** Begin Data supplied **

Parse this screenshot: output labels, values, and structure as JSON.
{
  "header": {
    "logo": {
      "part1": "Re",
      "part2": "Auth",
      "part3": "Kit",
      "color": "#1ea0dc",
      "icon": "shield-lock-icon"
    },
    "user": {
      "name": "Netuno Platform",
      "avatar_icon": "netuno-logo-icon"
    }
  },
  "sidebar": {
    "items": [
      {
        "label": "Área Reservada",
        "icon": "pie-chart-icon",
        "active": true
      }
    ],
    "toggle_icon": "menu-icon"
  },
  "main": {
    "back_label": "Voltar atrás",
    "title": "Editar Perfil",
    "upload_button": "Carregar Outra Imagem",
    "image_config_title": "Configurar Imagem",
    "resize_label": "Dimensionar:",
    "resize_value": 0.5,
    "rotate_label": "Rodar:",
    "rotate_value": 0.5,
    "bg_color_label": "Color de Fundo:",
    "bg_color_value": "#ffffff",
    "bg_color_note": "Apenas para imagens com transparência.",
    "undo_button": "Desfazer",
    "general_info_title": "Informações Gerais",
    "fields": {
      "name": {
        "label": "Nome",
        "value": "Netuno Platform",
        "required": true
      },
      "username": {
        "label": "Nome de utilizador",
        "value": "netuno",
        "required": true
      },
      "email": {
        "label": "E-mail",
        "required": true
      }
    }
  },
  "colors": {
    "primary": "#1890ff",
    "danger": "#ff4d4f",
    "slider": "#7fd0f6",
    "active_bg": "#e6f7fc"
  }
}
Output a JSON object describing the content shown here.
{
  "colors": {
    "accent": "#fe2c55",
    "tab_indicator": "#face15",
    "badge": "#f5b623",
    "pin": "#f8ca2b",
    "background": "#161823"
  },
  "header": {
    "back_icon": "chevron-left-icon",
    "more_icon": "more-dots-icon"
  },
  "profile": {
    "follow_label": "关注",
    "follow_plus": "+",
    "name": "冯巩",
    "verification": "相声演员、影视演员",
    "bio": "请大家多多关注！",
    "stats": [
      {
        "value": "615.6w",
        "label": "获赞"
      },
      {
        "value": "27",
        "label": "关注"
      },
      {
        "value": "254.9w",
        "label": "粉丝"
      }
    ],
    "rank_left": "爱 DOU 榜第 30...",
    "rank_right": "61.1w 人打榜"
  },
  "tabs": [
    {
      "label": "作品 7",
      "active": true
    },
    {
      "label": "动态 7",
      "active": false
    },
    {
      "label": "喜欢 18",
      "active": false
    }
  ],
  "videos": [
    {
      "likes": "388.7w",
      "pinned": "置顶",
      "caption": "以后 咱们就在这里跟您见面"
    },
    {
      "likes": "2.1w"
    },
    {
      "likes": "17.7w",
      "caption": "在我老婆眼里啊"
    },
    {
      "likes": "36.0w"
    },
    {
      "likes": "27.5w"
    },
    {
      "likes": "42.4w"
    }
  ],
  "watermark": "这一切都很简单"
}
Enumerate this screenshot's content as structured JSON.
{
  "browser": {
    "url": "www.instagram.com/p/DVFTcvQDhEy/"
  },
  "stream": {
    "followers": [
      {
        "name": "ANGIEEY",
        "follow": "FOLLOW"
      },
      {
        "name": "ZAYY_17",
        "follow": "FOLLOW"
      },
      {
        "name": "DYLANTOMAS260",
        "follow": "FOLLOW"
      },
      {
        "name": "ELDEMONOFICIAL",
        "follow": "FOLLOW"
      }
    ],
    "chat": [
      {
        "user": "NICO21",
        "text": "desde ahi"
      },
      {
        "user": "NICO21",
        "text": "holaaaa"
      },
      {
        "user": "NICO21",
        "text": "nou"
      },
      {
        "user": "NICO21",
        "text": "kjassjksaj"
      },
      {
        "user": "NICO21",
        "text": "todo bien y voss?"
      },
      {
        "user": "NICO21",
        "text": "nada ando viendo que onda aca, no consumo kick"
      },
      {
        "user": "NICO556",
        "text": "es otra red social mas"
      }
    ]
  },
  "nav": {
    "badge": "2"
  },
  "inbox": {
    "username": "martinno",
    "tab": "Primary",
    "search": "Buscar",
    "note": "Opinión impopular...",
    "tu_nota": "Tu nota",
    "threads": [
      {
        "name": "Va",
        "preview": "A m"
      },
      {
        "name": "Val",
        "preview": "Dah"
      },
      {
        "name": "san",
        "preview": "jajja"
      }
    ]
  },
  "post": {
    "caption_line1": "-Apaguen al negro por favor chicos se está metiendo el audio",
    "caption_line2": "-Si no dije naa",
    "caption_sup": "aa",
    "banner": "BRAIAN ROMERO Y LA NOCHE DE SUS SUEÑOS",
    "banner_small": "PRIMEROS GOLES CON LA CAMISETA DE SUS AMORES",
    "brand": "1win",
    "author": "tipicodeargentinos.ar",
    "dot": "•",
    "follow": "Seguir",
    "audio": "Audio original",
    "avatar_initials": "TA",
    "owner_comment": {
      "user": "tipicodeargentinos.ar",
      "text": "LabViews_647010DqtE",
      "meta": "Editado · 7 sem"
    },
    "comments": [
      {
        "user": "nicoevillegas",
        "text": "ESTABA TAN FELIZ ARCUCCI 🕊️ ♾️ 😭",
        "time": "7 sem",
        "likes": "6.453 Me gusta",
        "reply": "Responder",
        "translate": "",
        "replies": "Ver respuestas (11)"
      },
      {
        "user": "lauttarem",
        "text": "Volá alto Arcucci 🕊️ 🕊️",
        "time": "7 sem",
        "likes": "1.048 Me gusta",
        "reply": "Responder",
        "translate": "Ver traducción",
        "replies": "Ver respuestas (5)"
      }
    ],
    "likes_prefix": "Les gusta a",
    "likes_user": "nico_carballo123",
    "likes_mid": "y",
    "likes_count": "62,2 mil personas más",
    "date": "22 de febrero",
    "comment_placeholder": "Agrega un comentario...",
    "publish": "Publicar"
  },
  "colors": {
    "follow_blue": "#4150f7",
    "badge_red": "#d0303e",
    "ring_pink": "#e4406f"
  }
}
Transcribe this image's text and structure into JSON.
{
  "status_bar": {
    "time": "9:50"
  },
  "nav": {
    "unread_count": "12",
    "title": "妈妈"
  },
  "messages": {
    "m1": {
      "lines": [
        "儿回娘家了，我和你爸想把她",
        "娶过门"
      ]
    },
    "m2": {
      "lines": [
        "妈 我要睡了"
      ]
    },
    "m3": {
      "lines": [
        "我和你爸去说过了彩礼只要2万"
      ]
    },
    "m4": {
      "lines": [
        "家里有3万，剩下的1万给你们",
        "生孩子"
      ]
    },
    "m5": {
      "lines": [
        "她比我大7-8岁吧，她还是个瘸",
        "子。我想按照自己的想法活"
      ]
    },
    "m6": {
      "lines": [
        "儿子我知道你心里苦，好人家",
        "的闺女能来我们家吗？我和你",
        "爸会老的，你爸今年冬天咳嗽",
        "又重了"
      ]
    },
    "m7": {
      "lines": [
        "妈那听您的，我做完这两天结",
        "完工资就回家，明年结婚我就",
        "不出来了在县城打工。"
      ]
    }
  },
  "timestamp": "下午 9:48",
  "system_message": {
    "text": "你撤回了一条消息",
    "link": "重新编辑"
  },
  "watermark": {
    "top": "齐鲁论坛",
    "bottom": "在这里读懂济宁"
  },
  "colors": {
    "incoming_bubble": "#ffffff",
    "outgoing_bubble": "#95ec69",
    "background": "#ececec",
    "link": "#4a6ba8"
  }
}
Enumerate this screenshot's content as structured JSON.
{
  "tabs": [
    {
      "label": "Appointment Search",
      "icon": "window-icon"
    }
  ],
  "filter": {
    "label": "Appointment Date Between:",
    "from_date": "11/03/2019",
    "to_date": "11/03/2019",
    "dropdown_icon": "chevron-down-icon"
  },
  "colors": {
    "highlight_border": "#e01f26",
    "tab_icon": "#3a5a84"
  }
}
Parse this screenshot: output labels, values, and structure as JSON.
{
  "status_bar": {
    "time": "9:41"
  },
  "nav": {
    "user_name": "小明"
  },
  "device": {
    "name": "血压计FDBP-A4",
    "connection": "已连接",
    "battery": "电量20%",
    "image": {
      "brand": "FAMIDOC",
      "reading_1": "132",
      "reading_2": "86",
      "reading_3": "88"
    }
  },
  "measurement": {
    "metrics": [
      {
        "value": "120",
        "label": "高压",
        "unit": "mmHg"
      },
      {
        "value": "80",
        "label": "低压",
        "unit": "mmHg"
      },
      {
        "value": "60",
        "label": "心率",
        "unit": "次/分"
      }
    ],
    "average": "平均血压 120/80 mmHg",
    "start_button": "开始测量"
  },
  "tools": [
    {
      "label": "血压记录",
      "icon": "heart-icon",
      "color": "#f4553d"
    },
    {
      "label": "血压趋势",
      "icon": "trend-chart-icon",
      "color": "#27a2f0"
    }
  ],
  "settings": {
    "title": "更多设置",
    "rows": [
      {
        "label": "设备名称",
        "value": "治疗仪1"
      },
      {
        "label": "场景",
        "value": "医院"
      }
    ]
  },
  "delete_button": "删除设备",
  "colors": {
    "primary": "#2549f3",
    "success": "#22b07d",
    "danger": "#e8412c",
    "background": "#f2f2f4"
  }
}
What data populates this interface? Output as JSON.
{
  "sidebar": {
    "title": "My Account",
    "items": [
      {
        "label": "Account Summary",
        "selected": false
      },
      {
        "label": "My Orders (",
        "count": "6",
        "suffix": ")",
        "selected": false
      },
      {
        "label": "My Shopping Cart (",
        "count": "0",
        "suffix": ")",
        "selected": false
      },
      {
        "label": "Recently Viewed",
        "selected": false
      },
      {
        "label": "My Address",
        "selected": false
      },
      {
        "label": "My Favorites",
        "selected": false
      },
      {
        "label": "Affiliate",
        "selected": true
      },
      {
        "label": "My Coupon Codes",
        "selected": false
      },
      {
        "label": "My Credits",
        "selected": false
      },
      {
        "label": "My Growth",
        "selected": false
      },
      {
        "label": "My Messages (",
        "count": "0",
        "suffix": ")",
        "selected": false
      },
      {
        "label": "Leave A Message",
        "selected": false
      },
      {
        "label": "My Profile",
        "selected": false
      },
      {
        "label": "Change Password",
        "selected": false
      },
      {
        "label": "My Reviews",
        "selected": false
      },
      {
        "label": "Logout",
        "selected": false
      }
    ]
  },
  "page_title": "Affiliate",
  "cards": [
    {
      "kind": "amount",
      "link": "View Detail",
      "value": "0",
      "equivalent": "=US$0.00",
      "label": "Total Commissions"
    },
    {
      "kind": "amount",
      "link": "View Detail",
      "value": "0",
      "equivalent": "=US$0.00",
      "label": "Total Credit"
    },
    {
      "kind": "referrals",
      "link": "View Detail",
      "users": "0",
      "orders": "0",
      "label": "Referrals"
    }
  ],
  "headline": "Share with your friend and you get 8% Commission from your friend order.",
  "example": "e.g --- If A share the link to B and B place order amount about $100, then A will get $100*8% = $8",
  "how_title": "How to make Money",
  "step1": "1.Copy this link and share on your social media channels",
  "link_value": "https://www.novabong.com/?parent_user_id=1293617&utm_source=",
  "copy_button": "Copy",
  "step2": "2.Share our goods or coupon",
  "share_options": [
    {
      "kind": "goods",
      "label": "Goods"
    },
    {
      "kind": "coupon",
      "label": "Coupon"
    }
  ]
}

** End Data supplied **

■ **Problem description**: Using the entries above, return each line in which the word "social" occurs.

■ **Answer below**:
        "text": "es otra red social mas"
  "step1": "1.Copy this link and share on your social media channels",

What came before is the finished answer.